_TASK OBJECTIVE_. Scan the records for the string "Landing"; copy each line where it occurs.

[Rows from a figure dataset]

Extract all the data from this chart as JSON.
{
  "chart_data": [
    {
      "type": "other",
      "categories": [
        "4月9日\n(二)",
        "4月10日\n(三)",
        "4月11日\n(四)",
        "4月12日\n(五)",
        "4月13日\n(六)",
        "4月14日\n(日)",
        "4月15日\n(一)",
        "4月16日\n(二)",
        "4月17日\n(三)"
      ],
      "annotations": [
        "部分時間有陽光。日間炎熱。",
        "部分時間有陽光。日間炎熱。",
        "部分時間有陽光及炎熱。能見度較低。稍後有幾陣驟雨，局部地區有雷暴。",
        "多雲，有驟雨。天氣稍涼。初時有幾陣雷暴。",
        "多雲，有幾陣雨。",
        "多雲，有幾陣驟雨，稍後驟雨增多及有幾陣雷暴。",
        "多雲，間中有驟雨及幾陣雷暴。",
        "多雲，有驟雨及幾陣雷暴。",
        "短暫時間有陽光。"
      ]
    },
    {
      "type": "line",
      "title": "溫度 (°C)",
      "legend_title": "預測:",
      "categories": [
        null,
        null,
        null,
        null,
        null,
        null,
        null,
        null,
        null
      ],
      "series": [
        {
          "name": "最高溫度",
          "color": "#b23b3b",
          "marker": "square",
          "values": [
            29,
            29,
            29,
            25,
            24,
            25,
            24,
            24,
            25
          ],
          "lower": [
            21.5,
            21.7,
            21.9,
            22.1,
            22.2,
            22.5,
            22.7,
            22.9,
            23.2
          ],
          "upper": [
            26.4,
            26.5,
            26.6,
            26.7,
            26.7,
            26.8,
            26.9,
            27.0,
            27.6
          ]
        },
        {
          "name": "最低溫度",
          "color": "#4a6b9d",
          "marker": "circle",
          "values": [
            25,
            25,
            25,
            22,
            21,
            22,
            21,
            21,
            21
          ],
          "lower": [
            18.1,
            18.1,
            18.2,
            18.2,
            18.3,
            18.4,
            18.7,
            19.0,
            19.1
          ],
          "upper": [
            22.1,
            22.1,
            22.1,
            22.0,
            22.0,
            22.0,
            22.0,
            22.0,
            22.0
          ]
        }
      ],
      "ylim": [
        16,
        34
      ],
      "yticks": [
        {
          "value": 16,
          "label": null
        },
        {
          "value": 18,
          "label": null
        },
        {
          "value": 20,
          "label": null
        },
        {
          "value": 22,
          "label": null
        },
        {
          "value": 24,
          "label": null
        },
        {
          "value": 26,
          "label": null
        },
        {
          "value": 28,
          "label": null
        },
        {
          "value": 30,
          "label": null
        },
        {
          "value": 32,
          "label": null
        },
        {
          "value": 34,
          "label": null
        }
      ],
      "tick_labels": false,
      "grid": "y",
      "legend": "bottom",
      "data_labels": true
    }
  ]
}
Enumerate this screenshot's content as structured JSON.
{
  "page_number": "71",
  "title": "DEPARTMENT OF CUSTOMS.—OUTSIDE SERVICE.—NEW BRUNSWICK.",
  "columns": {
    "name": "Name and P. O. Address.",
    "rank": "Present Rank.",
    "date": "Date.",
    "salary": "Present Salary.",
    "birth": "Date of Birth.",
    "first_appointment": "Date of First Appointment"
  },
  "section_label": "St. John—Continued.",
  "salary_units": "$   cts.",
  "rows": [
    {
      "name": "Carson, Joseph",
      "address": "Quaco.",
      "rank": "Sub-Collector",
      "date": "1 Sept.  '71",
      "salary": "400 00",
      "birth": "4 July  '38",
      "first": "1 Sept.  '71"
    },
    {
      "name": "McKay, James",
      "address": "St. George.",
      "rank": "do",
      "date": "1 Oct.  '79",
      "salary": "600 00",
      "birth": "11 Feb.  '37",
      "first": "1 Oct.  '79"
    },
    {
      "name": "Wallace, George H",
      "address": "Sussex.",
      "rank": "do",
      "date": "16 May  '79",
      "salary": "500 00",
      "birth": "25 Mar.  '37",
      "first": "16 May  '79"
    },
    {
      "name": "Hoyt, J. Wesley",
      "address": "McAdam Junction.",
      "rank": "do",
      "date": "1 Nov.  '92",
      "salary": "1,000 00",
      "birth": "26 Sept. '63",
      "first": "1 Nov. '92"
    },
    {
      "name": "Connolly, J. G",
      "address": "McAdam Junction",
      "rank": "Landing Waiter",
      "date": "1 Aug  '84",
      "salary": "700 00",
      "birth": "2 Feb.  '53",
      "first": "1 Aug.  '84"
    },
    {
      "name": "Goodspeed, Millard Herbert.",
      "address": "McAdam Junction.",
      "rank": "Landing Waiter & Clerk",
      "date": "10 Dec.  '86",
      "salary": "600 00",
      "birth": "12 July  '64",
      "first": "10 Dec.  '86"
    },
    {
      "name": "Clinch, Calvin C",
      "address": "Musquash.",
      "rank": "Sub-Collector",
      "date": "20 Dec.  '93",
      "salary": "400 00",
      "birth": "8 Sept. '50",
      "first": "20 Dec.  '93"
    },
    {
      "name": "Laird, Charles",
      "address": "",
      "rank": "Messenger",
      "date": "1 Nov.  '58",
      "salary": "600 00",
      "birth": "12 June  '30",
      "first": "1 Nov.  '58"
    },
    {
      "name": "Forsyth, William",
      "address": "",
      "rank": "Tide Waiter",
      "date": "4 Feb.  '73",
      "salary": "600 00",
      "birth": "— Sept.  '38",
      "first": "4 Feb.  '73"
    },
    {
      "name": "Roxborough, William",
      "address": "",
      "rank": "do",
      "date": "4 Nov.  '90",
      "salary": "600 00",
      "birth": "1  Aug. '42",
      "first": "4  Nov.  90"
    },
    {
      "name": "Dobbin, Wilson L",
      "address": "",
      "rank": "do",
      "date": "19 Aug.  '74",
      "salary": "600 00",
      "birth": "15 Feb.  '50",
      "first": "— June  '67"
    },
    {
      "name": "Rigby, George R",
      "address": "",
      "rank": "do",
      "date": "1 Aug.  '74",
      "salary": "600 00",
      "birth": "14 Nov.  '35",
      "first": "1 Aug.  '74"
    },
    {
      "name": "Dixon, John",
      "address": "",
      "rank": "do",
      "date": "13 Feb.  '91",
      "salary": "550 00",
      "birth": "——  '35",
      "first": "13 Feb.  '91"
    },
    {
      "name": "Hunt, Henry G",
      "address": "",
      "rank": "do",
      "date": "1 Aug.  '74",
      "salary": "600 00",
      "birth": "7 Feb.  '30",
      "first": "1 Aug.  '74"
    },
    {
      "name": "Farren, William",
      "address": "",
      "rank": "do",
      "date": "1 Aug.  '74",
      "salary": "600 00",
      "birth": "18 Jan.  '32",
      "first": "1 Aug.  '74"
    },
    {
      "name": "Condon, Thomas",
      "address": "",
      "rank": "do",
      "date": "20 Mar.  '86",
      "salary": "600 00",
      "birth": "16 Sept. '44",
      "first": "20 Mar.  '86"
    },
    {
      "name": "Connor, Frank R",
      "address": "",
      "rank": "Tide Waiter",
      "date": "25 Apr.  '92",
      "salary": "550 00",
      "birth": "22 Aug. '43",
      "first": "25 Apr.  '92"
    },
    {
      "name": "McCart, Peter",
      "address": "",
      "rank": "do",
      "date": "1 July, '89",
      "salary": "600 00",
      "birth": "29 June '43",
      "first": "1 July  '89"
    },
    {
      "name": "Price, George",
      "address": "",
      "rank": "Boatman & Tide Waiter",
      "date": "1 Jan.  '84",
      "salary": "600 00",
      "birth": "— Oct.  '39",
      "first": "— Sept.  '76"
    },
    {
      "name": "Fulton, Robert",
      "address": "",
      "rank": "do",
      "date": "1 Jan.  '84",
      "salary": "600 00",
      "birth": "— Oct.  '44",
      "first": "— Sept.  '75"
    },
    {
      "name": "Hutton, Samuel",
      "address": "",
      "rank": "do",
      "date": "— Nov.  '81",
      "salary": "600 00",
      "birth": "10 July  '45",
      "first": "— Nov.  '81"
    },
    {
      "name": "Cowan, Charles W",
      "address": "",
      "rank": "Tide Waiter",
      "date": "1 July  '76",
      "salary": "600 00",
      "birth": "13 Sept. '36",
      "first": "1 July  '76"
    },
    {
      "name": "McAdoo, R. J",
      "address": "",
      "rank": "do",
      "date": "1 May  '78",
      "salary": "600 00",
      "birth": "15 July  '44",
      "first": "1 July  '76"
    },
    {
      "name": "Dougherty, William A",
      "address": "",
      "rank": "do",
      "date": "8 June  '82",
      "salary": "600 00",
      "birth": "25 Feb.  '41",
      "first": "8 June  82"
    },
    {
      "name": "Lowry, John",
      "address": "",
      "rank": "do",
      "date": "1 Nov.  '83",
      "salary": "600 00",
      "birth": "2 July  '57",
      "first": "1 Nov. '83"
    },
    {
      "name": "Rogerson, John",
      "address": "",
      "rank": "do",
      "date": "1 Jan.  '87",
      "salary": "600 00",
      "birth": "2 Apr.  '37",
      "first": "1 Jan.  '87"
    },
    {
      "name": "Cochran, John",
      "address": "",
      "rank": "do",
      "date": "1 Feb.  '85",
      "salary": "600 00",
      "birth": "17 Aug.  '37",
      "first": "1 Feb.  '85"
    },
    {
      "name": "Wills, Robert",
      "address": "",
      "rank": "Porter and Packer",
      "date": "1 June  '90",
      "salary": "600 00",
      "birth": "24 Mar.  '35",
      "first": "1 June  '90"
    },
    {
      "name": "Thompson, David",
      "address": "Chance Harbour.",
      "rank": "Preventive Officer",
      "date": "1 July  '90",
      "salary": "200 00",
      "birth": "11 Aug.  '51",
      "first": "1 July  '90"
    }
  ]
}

_CORRECT OUTPUT_.
      "rank": "Landing Waiter",
      "rank": "Landing Waiter & Clerk",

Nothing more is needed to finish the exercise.